- [Task statement]: Output an exact reproduction of the data.

[Collected data]
^^^^^^^^

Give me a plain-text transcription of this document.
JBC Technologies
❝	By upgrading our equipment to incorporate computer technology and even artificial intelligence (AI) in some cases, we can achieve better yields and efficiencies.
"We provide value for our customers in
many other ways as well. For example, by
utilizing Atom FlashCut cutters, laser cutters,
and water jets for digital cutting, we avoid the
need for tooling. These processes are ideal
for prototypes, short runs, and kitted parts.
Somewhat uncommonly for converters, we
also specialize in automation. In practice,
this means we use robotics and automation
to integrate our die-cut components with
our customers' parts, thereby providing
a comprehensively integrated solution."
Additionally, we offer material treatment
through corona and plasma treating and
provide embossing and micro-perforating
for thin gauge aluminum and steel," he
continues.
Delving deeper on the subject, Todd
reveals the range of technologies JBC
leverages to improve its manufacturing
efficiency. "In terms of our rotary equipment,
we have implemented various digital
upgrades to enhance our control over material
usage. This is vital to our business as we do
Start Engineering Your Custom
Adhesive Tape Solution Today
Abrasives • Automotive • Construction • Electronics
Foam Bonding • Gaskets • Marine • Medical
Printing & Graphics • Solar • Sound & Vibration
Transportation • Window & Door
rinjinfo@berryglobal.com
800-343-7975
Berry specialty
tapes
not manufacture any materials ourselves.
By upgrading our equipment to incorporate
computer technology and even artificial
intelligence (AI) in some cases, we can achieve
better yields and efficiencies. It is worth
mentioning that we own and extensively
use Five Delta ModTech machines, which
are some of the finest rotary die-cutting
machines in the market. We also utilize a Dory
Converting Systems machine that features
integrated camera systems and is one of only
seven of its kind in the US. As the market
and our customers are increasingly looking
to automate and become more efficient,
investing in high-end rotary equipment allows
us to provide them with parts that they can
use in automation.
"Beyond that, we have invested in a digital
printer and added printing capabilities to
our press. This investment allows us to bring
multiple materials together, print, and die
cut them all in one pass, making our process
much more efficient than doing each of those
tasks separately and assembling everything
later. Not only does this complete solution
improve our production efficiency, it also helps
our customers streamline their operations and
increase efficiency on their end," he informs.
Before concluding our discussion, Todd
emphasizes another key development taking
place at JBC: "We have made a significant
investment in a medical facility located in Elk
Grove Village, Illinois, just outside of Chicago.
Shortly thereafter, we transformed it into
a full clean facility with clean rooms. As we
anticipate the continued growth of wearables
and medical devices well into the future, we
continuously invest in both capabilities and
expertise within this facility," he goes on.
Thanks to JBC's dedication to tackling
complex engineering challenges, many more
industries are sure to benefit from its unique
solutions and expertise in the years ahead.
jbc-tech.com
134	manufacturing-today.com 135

^^^^^^^^

- [Answer below]:
Give me a plain-text transcription of this document.
JBC Technologies
❝	By upgrading our equipment to incorporate computer technology and even artificial intelligence (AI) in some cases, we can achieve better yields and efficiencies.
"We provide value for our customers in
many other ways as well. For example, by
utilizing Atom FlashCut cutters, laser cutters,
and water jets for digital cutting, we avoid the
need for tooling. These processes are ideal
for prototypes, short runs, and kitted parts.
Somewhat uncommonly for converters, we
also specialize in automation. In practice,
this means we use robotics and automation
to integrate our die-cut components with
our customers' parts, thereby providing
a comprehensively integrated solution."
Additionally, we offer material treatment
through corona and plasma treating and
provide embossing and micro-perforating
for thin gauge aluminum and steel," he
continues.
Delving deeper on the subject, Todd
reveals the range of technologies JBC
leverages to improve its manufacturing
efficiency. "In terms of our rotary equipment,
we have implemented various digital
upgrades to enhance our control over material
usage. This is vital to our business as we do
Start Engineering Your Custom
Adhesive Tape Solution Today
Abrasives • Automotive • Construction • Electronics
Foam Bonding • Gaskets • Marine • Medical
Printing & Graphics • Solar • Sound & Vibration
Transportation • Window & Door
rinjinfo@berryglobal.com
800-343-7975
Berry specialty
tapes
not manufacture any materials ourselves.
By upgrading our equipment to incorporate
computer technology and even artificial
intelligence (AI) in some cases, we can achieve
better yields and efficiencies. It is worth
mentioning that we own and extensively
use Five Delta ModTech machines, which
are some of the finest rotary die-cutting
machines in the market. We also utilize a Dory
Converting Systems machine that features
integrated camera systems and is one of only
seven of its kind in the US. As the market
and our customers are increasingly looking
to automate and become more efficient,
investing in high-end rotary equipment allows
us to provide them with parts that they can
use in automation.
"Beyond that, we have invested in a digital
printer and added printing capabilities to
our press. This investment allows us to bring
multiple materials together, print, and die
cut them all in one pass, making our process
much more efficient than doing each of those
tasks separately and assembling everything
later. Not only does this complete solution
improve our production efficiency, it also helps
our customers streamline their operations and
increase efficiency on their end," he informs.
Before concluding our discussion, Todd
emphasizes another key development taking
place at JBC: "We have made a significant
investment in a medical facility located in Elk
Grove Village, Illinois, just outside of Chicago.
Shortly thereafter, we transformed it into
a full clean facility with clean rooms. As we
anticipate the continued growth of wearables
and medical devices well into the future, we
continuously invest in both capabilities and
expertise within this facility," he goes on.
Thanks to JBC's dedication to tackling
complex engineering challenges, many more
industries are sure to benefit from its unique
solutions and expertise in the years ahead.
jbc-tech.com
134	manufacturing-today.com 135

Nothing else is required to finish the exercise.